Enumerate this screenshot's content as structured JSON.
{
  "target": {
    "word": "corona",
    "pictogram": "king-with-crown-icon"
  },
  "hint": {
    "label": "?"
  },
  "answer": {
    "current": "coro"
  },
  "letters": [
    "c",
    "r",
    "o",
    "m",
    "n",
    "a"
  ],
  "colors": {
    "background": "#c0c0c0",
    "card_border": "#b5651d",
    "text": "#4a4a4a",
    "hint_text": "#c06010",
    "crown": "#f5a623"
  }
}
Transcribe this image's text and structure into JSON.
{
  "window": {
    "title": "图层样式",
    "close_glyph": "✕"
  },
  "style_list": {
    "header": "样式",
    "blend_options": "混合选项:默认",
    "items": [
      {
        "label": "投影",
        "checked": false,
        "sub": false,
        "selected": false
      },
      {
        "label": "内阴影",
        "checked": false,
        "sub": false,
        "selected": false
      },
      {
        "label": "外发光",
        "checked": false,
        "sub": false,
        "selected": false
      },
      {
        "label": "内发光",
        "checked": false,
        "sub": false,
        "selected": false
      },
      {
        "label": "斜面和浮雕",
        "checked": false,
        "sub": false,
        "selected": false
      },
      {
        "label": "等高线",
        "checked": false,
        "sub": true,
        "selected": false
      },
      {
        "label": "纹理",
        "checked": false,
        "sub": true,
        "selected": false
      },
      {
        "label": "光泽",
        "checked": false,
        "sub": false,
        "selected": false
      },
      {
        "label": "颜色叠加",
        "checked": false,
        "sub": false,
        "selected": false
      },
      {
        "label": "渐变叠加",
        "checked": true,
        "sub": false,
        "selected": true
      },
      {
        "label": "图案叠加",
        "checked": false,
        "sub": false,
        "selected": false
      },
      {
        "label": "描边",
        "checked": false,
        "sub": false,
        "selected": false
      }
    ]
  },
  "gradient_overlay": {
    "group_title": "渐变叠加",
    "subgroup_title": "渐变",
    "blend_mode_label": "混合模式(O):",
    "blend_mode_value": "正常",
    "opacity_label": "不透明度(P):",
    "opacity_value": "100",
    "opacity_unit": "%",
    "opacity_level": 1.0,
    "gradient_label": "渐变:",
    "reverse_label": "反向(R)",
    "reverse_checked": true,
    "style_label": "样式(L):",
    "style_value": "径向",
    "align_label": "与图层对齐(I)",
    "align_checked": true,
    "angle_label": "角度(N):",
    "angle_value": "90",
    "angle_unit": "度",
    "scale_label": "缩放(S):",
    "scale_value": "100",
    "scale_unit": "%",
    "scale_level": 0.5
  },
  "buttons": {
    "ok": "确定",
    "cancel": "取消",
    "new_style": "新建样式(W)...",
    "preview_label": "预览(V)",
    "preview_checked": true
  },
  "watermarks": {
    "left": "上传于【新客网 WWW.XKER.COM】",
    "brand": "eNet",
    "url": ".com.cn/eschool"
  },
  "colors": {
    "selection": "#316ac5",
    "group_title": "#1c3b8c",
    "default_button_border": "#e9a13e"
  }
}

○ ○ ○ ○

All of the entries above need to be reproduced exactly.

## CORRECT ANSWER:
Enumerate this screenshot's content as structured JSON.
{
  "target": {
    "word": "corona",
    "pictogram": "king-with-crown-icon"
  },
  "hint": {
    "label": "?"
  },
  "answer": {
    "current": "coro"
  },
  "letters": [
    "c",
    "r",
    "o",
    "m",
    "n",
    "a"
  ],
  "colors": {
    "background": "#c0c0c0",
    "card_border": "#b5651d",
    "text": "#4a4a4a",
    "hint_text": "#c06010",
    "crown": "#f5a623"
  }
}
Transcribe this image's text and structure into JSON.
{
  "window": {
    "title": "图层样式",
    "close_glyph": "✕"
  },
  "style_list": {
    "header": "样式",
    "blend_options": "混合选项:默认",
    "items": [
      {
        "label": "投影",
        "checked": false,
        "sub": false,
        "selected": false
      },
      {
        "label": "内阴影",
        "checked": false,
        "sub": false,
        "selected": false
      },
      {
        "label": "外发光",
        "checked": false,
        "sub": false,
        "selected": false
      },
      {
        "label": "内发光",
        "checked": false,
        "sub": false,
        "selected": false
      },
      {
        "label": "斜面和浮雕",
        "checked": false,
        "sub": false,
        "selected": false
      },
      {
        "label": "等高线",
        "checked": false,
        "sub": true,
        "selected": false
      },
      {
        "label": "纹理",
        "checked": false,
        "sub": true,
        "selected": false
      },
      {
        "label": "光泽",
        "checked": false,
        "sub": false,
        "selected": false
      },
      {
        "label": "颜色叠加",
        "checked": false,
        "sub": false,
        "selected": false
      },
      {
        "label": "渐变叠加",
        "checked": true,
        "sub": false,
        "selected": true
      },
      {
        "label": "图案叠加",
        "checked": false,
        "sub": false,
        "selected": false
      },
      {
        "label": "描边",
        "checked": false,
        "sub": false,
        "selected": false
      }
    ]
  },
  "gradient_overlay": {
    "group_title": "渐变叠加",
    "subgroup_title": "渐变",
    "blend_mode_label": "混合模式(O):",
    "blend_mode_value": "正常",
    "opacity_label": "不透明度(P):",
    "opacity_value": "100",
    "opacity_unit": "%",
    "opacity_level": 1.0,
    "gradient_label": "渐变:",
    "reverse_label": "反向(R)",
    "reverse_checked": true,
    "style_label": "样式(L):",
    "style_value": "径向",
    "align_label": "与图层对齐(I)",
    "align_checked": true,
    "angle_label": "角度(N):",
    "angle_value": "90",
    "angle_unit": "度",
    "scale_label": "缩放(S):",
    "scale_value": "100",
    "scale_unit": "%",
    "scale_level": 0.5
  },
  "buttons": {
    "ok": "确定",
    "cancel": "取消",
    "new_style": "新建样式(W)...",
    "preview_label": "预览(V)",
    "preview_checked": true
  },
  "watermarks": {
    "left": "上传于【新客网 WWW.XKER.COM】",
    "brand": "eNet",
    "url": ".com.cn/eschool"
  },
  "colors": {
    "selection": "#316ac5",
    "group_title": "#1c3b8c",
    "default_button_border": "#e9a13e"
  }
}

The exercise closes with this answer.